● **SET EXERCISE**
Could you write out every record below exactly, leaving out any pictures?

################

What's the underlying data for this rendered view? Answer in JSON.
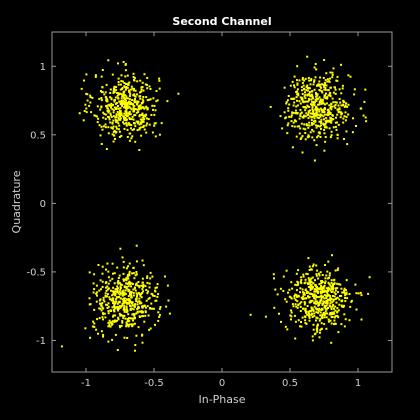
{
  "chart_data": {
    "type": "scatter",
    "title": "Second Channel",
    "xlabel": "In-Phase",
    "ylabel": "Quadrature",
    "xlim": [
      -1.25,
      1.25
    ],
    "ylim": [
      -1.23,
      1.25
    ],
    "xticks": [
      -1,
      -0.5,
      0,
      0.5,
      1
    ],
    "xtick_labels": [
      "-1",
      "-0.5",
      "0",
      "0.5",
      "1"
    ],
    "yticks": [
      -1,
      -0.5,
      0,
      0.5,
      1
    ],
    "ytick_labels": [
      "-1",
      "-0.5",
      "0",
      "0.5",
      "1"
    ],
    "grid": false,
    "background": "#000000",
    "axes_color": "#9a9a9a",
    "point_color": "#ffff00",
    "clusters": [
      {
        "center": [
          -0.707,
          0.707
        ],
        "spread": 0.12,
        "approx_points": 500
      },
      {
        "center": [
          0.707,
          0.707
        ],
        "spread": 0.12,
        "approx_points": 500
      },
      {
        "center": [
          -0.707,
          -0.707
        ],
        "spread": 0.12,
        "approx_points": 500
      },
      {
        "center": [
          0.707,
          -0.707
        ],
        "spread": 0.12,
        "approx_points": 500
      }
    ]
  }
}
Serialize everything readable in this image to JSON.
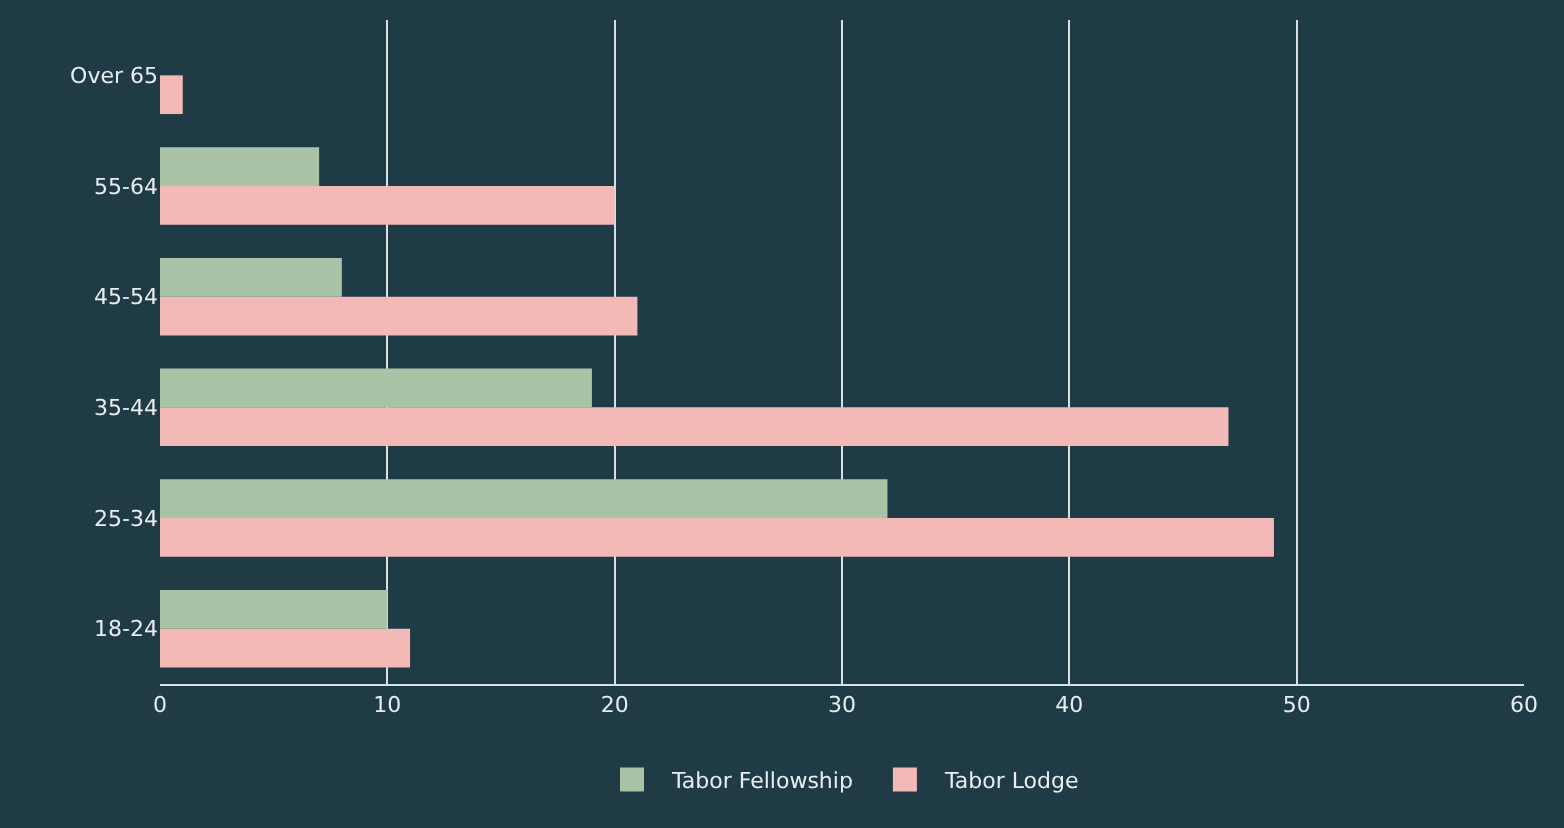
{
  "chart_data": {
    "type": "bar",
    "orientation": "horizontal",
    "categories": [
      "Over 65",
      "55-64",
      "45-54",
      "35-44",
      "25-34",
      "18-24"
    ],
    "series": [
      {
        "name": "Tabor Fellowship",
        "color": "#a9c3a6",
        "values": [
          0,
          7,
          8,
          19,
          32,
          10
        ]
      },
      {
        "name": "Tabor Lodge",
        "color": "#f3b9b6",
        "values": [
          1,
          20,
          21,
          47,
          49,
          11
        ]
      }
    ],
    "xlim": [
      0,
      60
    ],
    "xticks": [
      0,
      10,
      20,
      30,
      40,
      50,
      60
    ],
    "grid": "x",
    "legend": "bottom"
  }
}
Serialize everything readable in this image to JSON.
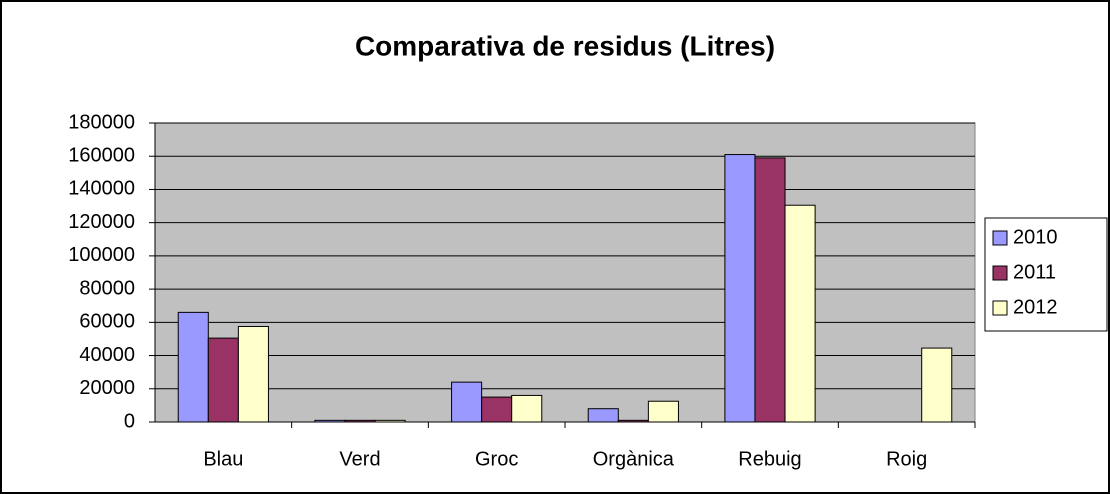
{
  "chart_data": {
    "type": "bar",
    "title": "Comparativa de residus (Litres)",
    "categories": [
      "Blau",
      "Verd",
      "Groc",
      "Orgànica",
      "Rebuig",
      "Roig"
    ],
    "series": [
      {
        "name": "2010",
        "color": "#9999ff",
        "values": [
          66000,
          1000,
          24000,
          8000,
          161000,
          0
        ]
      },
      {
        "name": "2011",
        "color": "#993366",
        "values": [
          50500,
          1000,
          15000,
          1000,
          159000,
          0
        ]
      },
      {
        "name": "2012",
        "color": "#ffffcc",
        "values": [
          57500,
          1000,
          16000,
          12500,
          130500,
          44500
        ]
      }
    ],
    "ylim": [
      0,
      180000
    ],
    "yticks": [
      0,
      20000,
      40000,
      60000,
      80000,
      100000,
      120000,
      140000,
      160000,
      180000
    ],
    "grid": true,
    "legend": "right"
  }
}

################

● **EXERCISE OUTPUT**
What's the underlying data for this rendered view? Answer in JSON.
{
  "chart_data": {
    "type": "scatter",
    "title": "Second Channel",
    "xlabel": "In-Phase",
    "ylabel": "Quadrature",
    "xlim": [
      -1.25,
      1.25
    ],
    "ylim": [
      -1.23,
      1.25
    ],
    "xticks": [
      -1,
      -0.5,
      0,
      0.5,
      1
    ],
    "xtick_labels": [
      "-1",
      "-0.5",
      "0",
      "0.5",
      "1"
    ],
    "yticks": [
      -1,
      -0.5,
      0,
      0.5,
      1
    ],
    "ytick_labels": [
      "-1",
      "-0.5",
      "0",
      "0.5",
      "1"
    ],
    "grid": false,
    "background": "#000000",
    "axes_color": "#9a9a9a",
    "point_color": "#ffff00",
    "clusters": [
      {
        "center": [
          -0.707,
          0.707
        ],
        "spread": 0.12,
        "approx_points": 500
      },
      {
        "center": [
          0.707,
          0.707
        ],
        "spread": 0.12,
        "approx_points": 500
      },
      {
        "center": [
          -0.707,
          -0.707
        ],
        "spread": 0.12,
        "approx_points": 500
      },
      {
        "center": [
          0.707,
          -0.707
        ],
        "spread": 0.12,
        "approx_points": 500
      }
    ]
  }
}
Serialize everything readable in this image to JSON.
{
  "chart_data": {
    "type": "bar",
    "orientation": "horizontal",
    "categories": [
      "Over 65",
      "55-64",
      "45-54",
      "35-44",
      "25-34",
      "18-24"
    ],
    "series": [
      {
        "name": "Tabor Fellowship",
        "color": "#a9c3a6",
        "values": [
          0,
          7,
          8,
          19,
          32,
          10
        ]
      },
      {
        "name": "Tabor Lodge",
        "color": "#f3b9b6",
        "values": [
          1,
          20,
          21,
          47,
          49,
          11
        ]
      }
    ],
    "xlim": [
      0,
      60
    ],
    "xticks": [
      0,
      10,
      20,
      30,
      40,
      50,
      60
    ],
    "grid": "x",
    "legend": "bottom"
  }
}
Serialize everything readable in this image to JSON.
{
  "chart_data": {
    "type": "bar",
    "title": "Comparativa de residus (Litres)",
    "categories": [
      "Blau",
      "Verd",
      "Groc",
      "Orgànica",
      "Rebuig",
      "Roig"
    ],
    "series": [
      {
        "name": "2010",
        "color": "#9999ff",
        "values": [
          66000,
          1000,
          24000,
          8000,
          161000,
          0
        ]
      },
      {
        "name": "2011",
        "color": "#993366",
        "values": [
          50500,
          1000,
          15000,
          1000,
          159000,
          0
        ]
      },
      {
        "name": "2012",
        "color": "#ffffcc",
        "values": [
          57500,
          1000,
          16000,
          12500,
          130500,
          44500
        ]
      }
    ],
    "ylim": [
      0,
      180000
    ],
    "yticks": [
      0,
      20000,
      40000,
      60000,
      80000,
      100000,
      120000,
      140000,
      160000,
      180000
    ],
    "grid": true,
    "legend": "right"
  }
}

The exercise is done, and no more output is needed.